— Exercise directions —
Copy the data that follows, character for character, minus the pictures.

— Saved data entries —
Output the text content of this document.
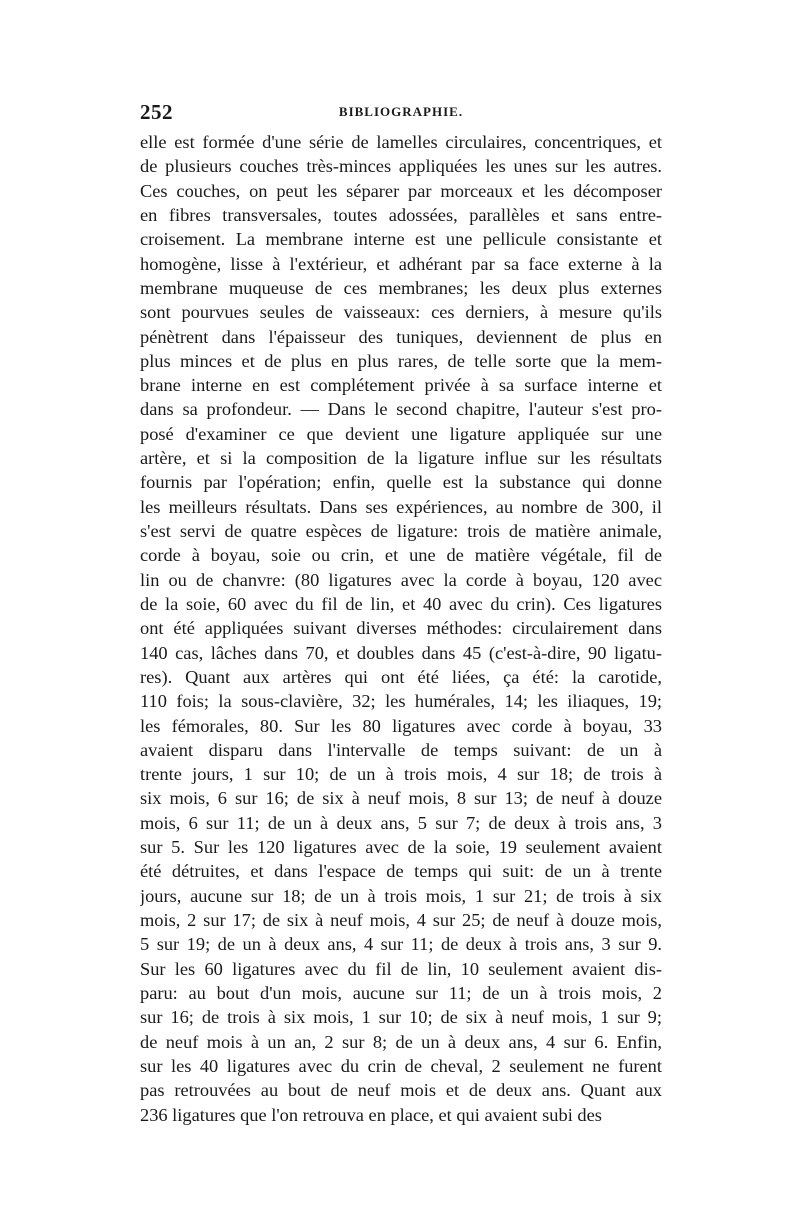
252	BIBLIOGRAPHIE.
elle est formée d'une série de lamelles circulaires, concentriques, et
de plusieurs couches très-minces appliquées les unes sur les autres.
Ces couches, on peut les séparer par morceaux et les décomposer
en fibres transversales, toutes adossées, parallèles et sans entre-
croisement. La membrane interne est une pellicule consistante et
homogène, lisse à l'extérieur, et adhérant par sa face externe à la
membrane muqueuse de ces membranes; les deux plus externes
sont pourvues seules de vaisseaux: ces derniers, à mesure qu'ils
pénètrent dans l'épaisseur des tuniques, deviennent de plus en
plus minces et de plus en plus rares, de telle sorte que la mem-
brane interne en est complétement privée à sa surface interne et
dans sa profondeur. — Dans le second chapitre, l'auteur s'est pro-
posé d'examiner ce que devient une ligature appliquée sur une
artère, et si la composition de la ligature influe sur les résultats
fournis par l'opération; enfin, quelle est la substance qui donne
les meilleurs résultats. Dans ses expériences, au nombre de 300, il
s'est servi de quatre espèces de ligature: trois de matière animale,
corde à boyau, soie ou crin, et une de matière végétale, fil de
lin ou de chanvre: (80 ligatures avec la corde à boyau, 120 avec
de la soie, 60 avec du fil de lin, et 40 avec du crin). Ces ligatures
ont été appliquées suivant diverses méthodes: circulairement dans
140 cas, lâches dans 70, et doubles dans 45 (c'est-à-dire, 90 ligatu-
res). Quant aux artères qui ont été liées, ça été: la carotide,
110 fois; la sous-clavière, 32; les humérales, 14; les iliaques, 19;
les fémorales, 80. Sur les 80 ligatures avec corde à boyau, 33
avaient disparu dans l'intervalle de temps suivant: de un à
trente jours, 1 sur 10; de un à trois mois, 4 sur 18; de trois à
six mois, 6 sur 16; de six à neuf mois, 8 sur 13; de neuf à douze
mois, 6 sur 11; de un à deux ans, 5 sur 7; de deux à trois ans, 3
sur 5. Sur les 120 ligatures avec de la soie, 19 seulement avaient
été détruites, et dans l'espace de temps qui suit: de un à trente
jours, aucune sur 18; de un à trois mois, 1 sur 21; de trois à six
mois, 2 sur 17; de six à neuf mois, 4 sur 25; de neuf à douze mois,
5 sur 19; de un à deux ans, 4 sur 11; de deux à trois ans, 3 sur 9.
Sur les 60 ligatures avec du fil de lin, 10 seulement avaient dis-
paru: au bout d'un mois, aucune sur 11; de un à trois mois, 2
sur 16; de trois à six mois, 1 sur 10; de six à neuf mois, 1 sur 9;
de neuf mois à un an, 2 sur 8; de un à deux ans, 4 sur 6. Enfin,
sur les 40 ligatures avec du crin de cheval, 2 seulement ne furent
pas retrouvées au bout de neuf mois et de deux ans. Quant aux
236 ligatures que l'on retrouva en place, et qui avaient subi des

— Full output —
Output the text content of this document.
252	BIBLIOGRAPHIE.
elle est formée d'une série de lamelles circulaires, concentriques, et
de plusieurs couches très-minces appliquées les unes sur les autres.
Ces couches, on peut les séparer par morceaux et les décomposer
en fibres transversales, toutes adossées, parallèles et sans entre-
croisement. La membrane interne est une pellicule consistante et
homogène, lisse à l'extérieur, et adhérant par sa face externe à la
membrane muqueuse de ces membranes; les deux plus externes
sont pourvues seules de vaisseaux: ces derniers, à mesure qu'ils
pénètrent dans l'épaisseur des tuniques, deviennent de plus en
plus minces et de plus en plus rares, de telle sorte que la mem-
brane interne en est complétement privée à sa surface interne et
dans sa profondeur. — Dans le second chapitre, l'auteur s'est pro-
posé d'examiner ce que devient une ligature appliquée sur une
artère, et si la composition de la ligature influe sur les résultats
fournis par l'opération; enfin, quelle est la substance qui donne
les meilleurs résultats. Dans ses expériences, au nombre de 300, il
s'est servi de quatre espèces de ligature: trois de matière animale,
corde à boyau, soie ou crin, et une de matière végétale, fil de
lin ou de chanvre: (80 ligatures avec la corde à boyau, 120 avec
de la soie, 60 avec du fil de lin, et 40 avec du crin). Ces ligatures
ont été appliquées suivant diverses méthodes: circulairement dans
140 cas, lâches dans 70, et doubles dans 45 (c'est-à-dire, 90 ligatu-
res). Quant aux artères qui ont été liées, ça été: la carotide,
110 fois; la sous-clavière, 32; les humérales, 14; les iliaques, 19;
les fémorales, 80. Sur les 80 ligatures avec corde à boyau, 33
avaient disparu dans l'intervalle de temps suivant: de un à
trente jours, 1 sur 10; de un à trois mois, 4 sur 18; de trois à
six mois, 6 sur 16; de six à neuf mois, 8 sur 13; de neuf à douze
mois, 6 sur 11; de un à deux ans, 5 sur 7; de deux à trois ans, 3
sur 5. Sur les 120 ligatures avec de la soie, 19 seulement avaient
été détruites, et dans l'espace de temps qui suit: de un à trente
jours, aucune sur 18; de un à trois mois, 1 sur 21; de trois à six
mois, 2 sur 17; de six à neuf mois, 4 sur 25; de neuf à douze mois,
5 sur 19; de un à deux ans, 4 sur 11; de deux à trois ans, 3 sur 9.
Sur les 60 ligatures avec du fil de lin, 10 seulement avaient dis-
paru: au bout d'un mois, aucune sur 11; de un à trois mois, 2
sur 16; de trois à six mois, 1 sur 10; de six à neuf mois, 1 sur 9;
de neuf mois à un an, 2 sur 8; de un à deux ans, 4 sur 6. Enfin,
sur les 40 ligatures avec du crin de cheval, 2 seulement ne furent
pas retrouvées au bout de neuf mois et de deux ans. Quant aux
236 ligatures que l'on retrouva en place, et qui avaient subi des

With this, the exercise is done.